===== RECORDS SHOWN =====

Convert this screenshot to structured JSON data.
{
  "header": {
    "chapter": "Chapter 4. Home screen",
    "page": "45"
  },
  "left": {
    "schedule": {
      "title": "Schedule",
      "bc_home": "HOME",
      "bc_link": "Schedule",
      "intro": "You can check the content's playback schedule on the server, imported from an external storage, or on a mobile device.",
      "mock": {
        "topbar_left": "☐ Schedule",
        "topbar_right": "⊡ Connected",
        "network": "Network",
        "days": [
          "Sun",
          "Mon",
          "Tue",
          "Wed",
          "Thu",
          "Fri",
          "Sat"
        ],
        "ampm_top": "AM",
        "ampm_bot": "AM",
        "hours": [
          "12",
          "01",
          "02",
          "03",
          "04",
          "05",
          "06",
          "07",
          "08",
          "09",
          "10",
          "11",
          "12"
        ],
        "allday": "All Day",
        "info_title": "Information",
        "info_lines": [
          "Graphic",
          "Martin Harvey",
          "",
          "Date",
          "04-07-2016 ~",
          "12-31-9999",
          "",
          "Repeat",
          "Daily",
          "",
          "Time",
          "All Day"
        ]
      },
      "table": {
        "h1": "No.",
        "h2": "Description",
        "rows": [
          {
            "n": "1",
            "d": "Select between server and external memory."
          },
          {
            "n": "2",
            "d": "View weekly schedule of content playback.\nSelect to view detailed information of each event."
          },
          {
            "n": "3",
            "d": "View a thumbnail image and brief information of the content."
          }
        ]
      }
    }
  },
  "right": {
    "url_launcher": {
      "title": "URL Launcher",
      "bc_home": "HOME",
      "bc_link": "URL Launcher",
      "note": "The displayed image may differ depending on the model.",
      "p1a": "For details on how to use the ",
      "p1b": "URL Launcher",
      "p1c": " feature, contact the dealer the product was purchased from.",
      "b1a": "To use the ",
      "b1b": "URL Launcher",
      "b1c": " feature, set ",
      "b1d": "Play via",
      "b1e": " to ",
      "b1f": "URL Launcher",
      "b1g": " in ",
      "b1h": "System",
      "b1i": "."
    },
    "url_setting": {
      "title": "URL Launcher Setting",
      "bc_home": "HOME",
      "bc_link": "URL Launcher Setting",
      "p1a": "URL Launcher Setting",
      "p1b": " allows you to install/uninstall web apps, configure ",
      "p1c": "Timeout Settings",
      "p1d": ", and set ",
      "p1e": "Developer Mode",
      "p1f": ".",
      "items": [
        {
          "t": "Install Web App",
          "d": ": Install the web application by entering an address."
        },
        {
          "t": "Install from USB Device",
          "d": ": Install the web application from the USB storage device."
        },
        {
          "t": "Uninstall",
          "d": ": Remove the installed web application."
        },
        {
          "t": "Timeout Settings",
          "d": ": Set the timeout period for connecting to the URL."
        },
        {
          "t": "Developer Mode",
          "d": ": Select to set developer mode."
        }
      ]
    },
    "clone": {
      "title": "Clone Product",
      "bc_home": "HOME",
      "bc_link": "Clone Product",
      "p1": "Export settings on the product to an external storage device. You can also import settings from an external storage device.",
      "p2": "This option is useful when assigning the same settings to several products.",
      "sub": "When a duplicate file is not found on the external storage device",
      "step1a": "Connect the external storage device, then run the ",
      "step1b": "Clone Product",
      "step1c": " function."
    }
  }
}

=====

▸ **AIM**
Print the material verbatim, all of it.

▸ **TASK ANSWER**
Convert this screenshot to structured JSON data.
{
  "header": {
    "chapter": "Chapter 4. Home screen",
    "page": "45"
  },
  "left": {
    "schedule": {
      "title": "Schedule",
      "bc_home": "HOME",
      "bc_link": "Schedule",
      "intro": "You can check the content's playback schedule on the server, imported from an external storage, or on a mobile device.",
      "mock": {
        "topbar_left": "☐ Schedule",
        "topbar_right": "⊡ Connected",
        "network": "Network",
        "days": [
          "Sun",
          "Mon",
          "Tue",
          "Wed",
          "Thu",
          "Fri",
          "Sat"
        ],
        "ampm_top": "AM",
        "ampm_bot": "AM",
        "hours": [
          "12",
          "01",
          "02",
          "03",
          "04",
          "05",
          "06",
          "07",
          "08",
          "09",
          "10",
          "11",
          "12"
        ],
        "allday": "All Day",
        "info_title": "Information",
        "info_lines": [
          "Graphic",
          "Martin Harvey",
          "",
          "Date",
          "04-07-2016 ~",
          "12-31-9999",
          "",
          "Repeat",
          "Daily",
          "",
          "Time",
          "All Day"
        ]
      },
      "table": {
        "h1": "No.",
        "h2": "Description",
        "rows": [
          {
            "n": "1",
            "d": "Select between server and external memory."
          },
          {
            "n": "2",
            "d": "View weekly schedule of content playback.\nSelect to view detailed information of each event."
          },
          {
            "n": "3",
            "d": "View a thumbnail image and brief information of the content."
          }
        ]
      }
    }
  },
  "right": {
    "url_launcher": {
      "title": "URL Launcher",
      "bc_home": "HOME",
      "bc_link": "URL Launcher",
      "note": "The displayed image may differ depending on the model.",
      "p1a": "For details on how to use the ",
      "p1b": "URL Launcher",
      "p1c": " feature, contact the dealer the product was purchased from.",
      "b1a": "To use the ",
      "b1b": "URL Launcher",
      "b1c": " feature, set ",
      "b1d": "Play via",
      "b1e": " to ",
      "b1f": "URL Launcher",
      "b1g": " in ",
      "b1h": "System",
      "b1i": "."
    },
    "url_setting": {
      "title": "URL Launcher Setting",
      "bc_home": "HOME",
      "bc_link": "URL Launcher Setting",
      "p1a": "URL Launcher Setting",
      "p1b": " allows you to install/uninstall web apps, configure ",
      "p1c": "Timeout Settings",
      "p1d": ", and set ",
      "p1e": "Developer Mode",
      "p1f": ".",
      "items": [
        {
          "t": "Install Web App",
          "d": ": Install the web application by entering an address."
        },
        {
          "t": "Install from USB Device",
          "d": ": Install the web application from the USB storage device."
        },
        {
          "t": "Uninstall",
          "d": ": Remove the installed web application."
        },
        {
          "t": "Timeout Settings",
          "d": ": Set the timeout period for connecting to the URL."
        },
        {
          "t": "Developer Mode",
          "d": ": Select to set developer mode."
        }
      ]
    },
    "clone": {
      "title": "Clone Product",
      "bc_home": "HOME",
      "bc_link": "Clone Product",
      "p1": "Export settings on the product to an external storage device. You can also import settings from an external storage device.",
      "p2": "This option is useful when assigning the same settings to several products.",
      "sub": "When a duplicate file is not found on the external storage device",
      "step1a": "Connect the external storage device, then run the ",
      "step1b": "Clone Product",
      "step1c": " function."
    }
  }
}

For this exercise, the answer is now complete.